- Directions for this task: Retype every line from the one containing "For every button, label, input, icon, or" down to the one containing "data-point-roi-et (1061, 797, 1084, 821)", both included, without changing a single character.

- Record excerpts:
— Start —

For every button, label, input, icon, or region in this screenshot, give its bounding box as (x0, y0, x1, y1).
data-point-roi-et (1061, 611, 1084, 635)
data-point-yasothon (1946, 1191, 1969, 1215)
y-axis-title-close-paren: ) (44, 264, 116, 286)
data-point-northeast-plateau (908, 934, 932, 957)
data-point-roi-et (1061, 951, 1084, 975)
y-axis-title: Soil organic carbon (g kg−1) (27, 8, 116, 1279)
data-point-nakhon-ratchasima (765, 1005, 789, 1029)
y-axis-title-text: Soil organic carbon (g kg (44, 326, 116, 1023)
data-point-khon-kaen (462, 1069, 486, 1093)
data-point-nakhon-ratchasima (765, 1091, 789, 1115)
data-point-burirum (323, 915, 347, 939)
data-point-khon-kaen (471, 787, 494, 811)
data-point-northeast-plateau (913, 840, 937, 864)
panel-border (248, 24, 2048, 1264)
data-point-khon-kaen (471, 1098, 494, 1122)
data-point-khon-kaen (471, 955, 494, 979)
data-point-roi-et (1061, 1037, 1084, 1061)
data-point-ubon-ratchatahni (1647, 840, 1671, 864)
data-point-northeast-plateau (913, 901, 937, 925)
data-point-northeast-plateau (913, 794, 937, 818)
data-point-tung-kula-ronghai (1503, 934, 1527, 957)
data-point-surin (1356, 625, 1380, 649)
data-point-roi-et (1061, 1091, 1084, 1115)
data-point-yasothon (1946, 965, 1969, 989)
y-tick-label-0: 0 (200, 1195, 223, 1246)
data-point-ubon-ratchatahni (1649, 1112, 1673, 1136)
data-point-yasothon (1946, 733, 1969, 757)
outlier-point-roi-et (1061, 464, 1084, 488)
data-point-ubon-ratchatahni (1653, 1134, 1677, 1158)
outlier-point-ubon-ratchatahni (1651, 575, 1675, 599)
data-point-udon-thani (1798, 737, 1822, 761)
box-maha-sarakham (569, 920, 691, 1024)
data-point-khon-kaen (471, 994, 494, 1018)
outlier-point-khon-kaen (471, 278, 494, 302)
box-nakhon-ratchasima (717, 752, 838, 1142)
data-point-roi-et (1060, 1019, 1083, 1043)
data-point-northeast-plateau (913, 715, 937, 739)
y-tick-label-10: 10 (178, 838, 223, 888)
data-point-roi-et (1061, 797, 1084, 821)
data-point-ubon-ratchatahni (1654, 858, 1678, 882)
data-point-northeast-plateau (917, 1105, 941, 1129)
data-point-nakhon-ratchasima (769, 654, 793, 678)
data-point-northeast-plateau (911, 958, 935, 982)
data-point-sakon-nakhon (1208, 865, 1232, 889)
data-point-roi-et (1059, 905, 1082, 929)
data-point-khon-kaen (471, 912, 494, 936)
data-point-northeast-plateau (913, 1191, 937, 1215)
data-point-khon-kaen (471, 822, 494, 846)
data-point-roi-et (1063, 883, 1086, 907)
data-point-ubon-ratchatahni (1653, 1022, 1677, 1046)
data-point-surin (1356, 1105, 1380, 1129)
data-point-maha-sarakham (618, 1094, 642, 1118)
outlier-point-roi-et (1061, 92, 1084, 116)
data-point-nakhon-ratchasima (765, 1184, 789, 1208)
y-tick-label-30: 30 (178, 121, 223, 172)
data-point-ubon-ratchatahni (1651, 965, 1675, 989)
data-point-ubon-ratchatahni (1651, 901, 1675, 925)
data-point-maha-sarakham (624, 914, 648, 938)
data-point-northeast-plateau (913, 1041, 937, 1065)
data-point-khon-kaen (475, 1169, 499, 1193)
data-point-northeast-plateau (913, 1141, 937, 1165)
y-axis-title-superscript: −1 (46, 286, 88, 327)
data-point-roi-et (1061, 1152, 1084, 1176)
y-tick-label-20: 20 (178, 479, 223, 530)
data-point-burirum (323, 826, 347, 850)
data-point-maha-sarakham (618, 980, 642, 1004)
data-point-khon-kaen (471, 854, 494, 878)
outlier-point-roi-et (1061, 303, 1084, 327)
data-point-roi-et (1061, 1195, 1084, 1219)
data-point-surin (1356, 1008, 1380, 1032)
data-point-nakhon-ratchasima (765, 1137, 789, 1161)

— End —
— Start —

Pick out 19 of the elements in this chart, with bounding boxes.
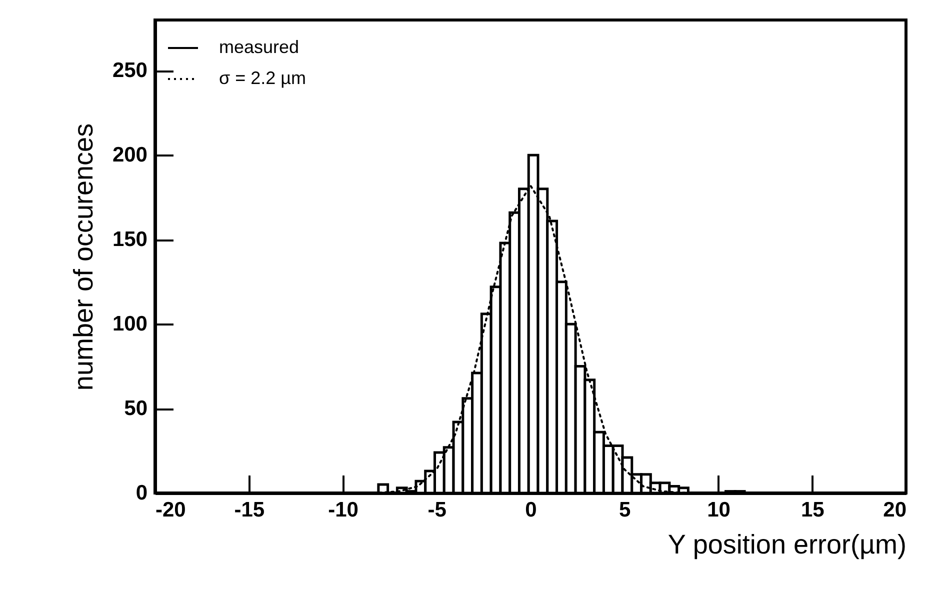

— End —

- Response to this exercise:
For every button, label, input, icon, or region in this screenshot, give its bounding box as (x0, y0, x1, y1).
data-point-roi-et (1061, 611, 1084, 635)
data-point-yasothon (1946, 1191, 1969, 1215)
y-axis-title-close-paren: ) (44, 264, 116, 286)
data-point-northeast-plateau (908, 934, 932, 957)
data-point-roi-et (1061, 951, 1084, 975)
y-axis-title: Soil organic carbon (g kg−1) (27, 8, 116, 1279)
data-point-nakhon-ratchasima (765, 1005, 789, 1029)
y-axis-title-text: Soil organic carbon (g kg (44, 326, 116, 1023)
data-point-khon-kaen (462, 1069, 486, 1093)
data-point-nakhon-ratchasima (765, 1091, 789, 1115)
data-point-burirum (323, 915, 347, 939)
data-point-khon-kaen (471, 787, 494, 811)
data-point-northeast-plateau (913, 840, 937, 864)
panel-border (248, 24, 2048, 1264)
data-point-khon-kaen (471, 1098, 494, 1122)
data-point-khon-kaen (471, 955, 494, 979)
data-point-roi-et (1061, 1037, 1084, 1061)
data-point-ubon-ratchatahni (1647, 840, 1671, 864)
data-point-northeast-plateau (913, 901, 937, 925)
data-point-northeast-plateau (913, 794, 937, 818)
data-point-tung-kula-ronghai (1503, 934, 1527, 957)
data-point-surin (1356, 625, 1380, 649)
data-point-roi-et (1061, 1091, 1084, 1115)
data-point-yasothon (1946, 965, 1969, 989)
y-tick-label-0: 0 (200, 1195, 223, 1246)
data-point-ubon-ratchatahni (1649, 1112, 1673, 1136)
data-point-yasothon (1946, 733, 1969, 757)
outlier-point-roi-et (1061, 464, 1084, 488)
data-point-ubon-ratchatahni (1653, 1134, 1677, 1158)
outlier-point-ubon-ratchatahni (1651, 575, 1675, 599)
data-point-udon-thani (1798, 737, 1822, 761)
box-maha-sarakham (569, 920, 691, 1024)
data-point-khon-kaen (471, 994, 494, 1018)
outlier-point-khon-kaen (471, 278, 494, 302)
box-nakhon-ratchasima (717, 752, 838, 1142)
data-point-roi-et (1060, 1019, 1083, 1043)
data-point-northeast-plateau (913, 715, 937, 739)
y-tick-label-10: 10 (178, 838, 223, 888)
data-point-roi-et (1061, 797, 1084, 821)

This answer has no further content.